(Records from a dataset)
↓↓↓

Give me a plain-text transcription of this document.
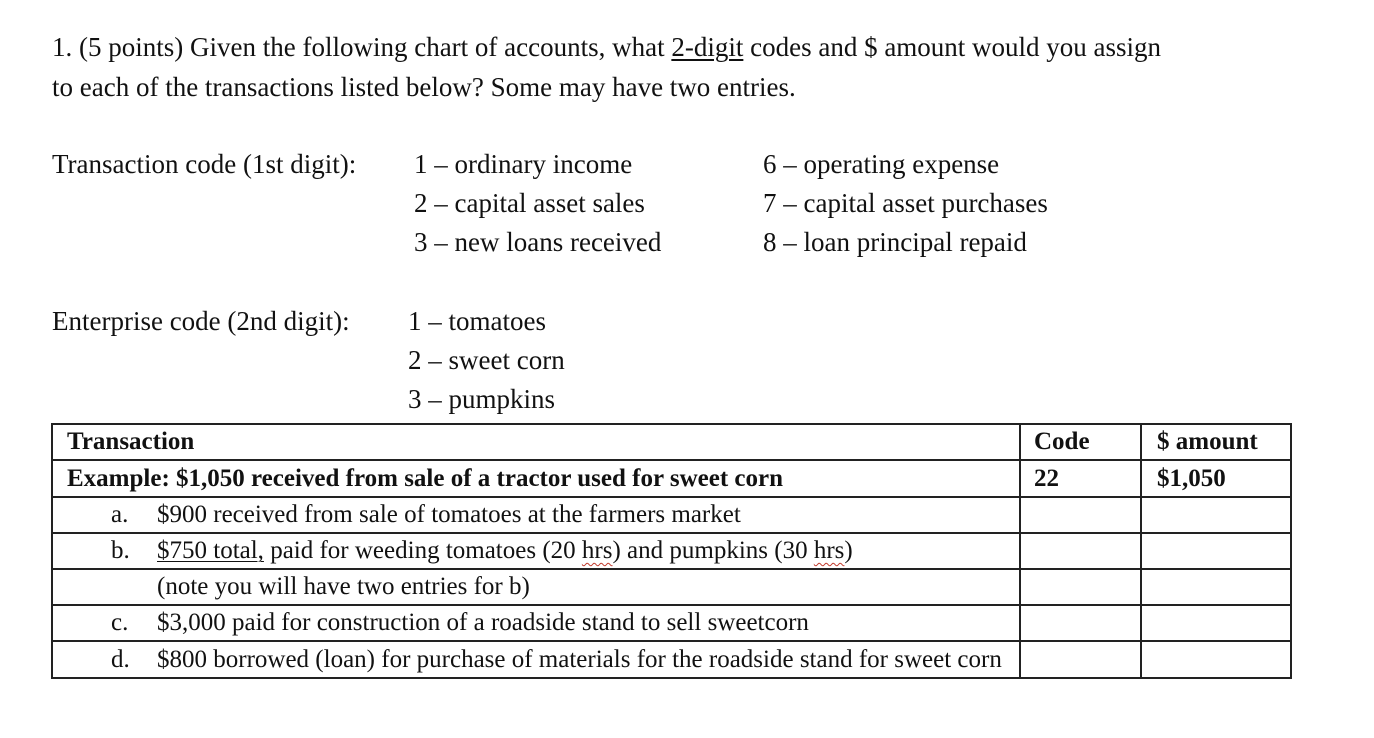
1. (5 points) Given the following chart of accounts, what 2-digit codes and $ amount would you assign
to each of the transactions listed below? Some may have two entries.
Transaction code (1st digit): 1 – ordinary income
2 – capital asset sales
3 – new loans received
6 – operating expense
7 – capital asset purchases
8 – loan principal repaid
Enterprise code (2nd digit): 1 – tomatoes
2 – sweet corn
3 – pumpkins
Transaction	Code	$ amount
Example: $1,050 received from sale of a tractor used for sweet corn	22	$1,050
a. $900 received from sale of tomatoes at the farmers market		

b. $750 total, paid for weeding tomatoes (20 hrs) and pumpkins (30 hrs)		

(note you will have two entries for b)		
c. $3,000 paid for construction of a roadside stand to sell sweetcorn		

d. $800 borrowed (loan) for purchase of materials for the roadside stand for sweet corn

↑↑↑

» What the exercise asks
Print out the lines exactly, skipping any picture.

» Solution for this problem
Give me a plain-text transcription of this document.
1. (5 points) Given the following chart of accounts, what 2-digit codes and $ amount would you assign
to each of the transactions listed below? Some may have two entries.
Transaction code (1st digit): 1 – ordinary income
2 – capital asset sales
3 – new loans received
6 – operating expense
7 – capital asset purchases
8 – loan principal repaid
Enterprise code (2nd digit): 1 – tomatoes
2 – sweet corn
3 – pumpkins
Transaction	Code	$ amount
Example: $1,050 received from sale of a tractor used for sweet corn	22	$1,050
a. $900 received from sale of tomatoes at the farmers market		

b. $750 total, paid for weeding tomatoes (20 hrs) and pumpkins (30 hrs)		

(note you will have two entries for b)		
c. $3,000 paid for construction of a roadside stand to sell sweetcorn		

d. $800 borrowed (loan) for purchase of materials for the roadside stand for sweet corn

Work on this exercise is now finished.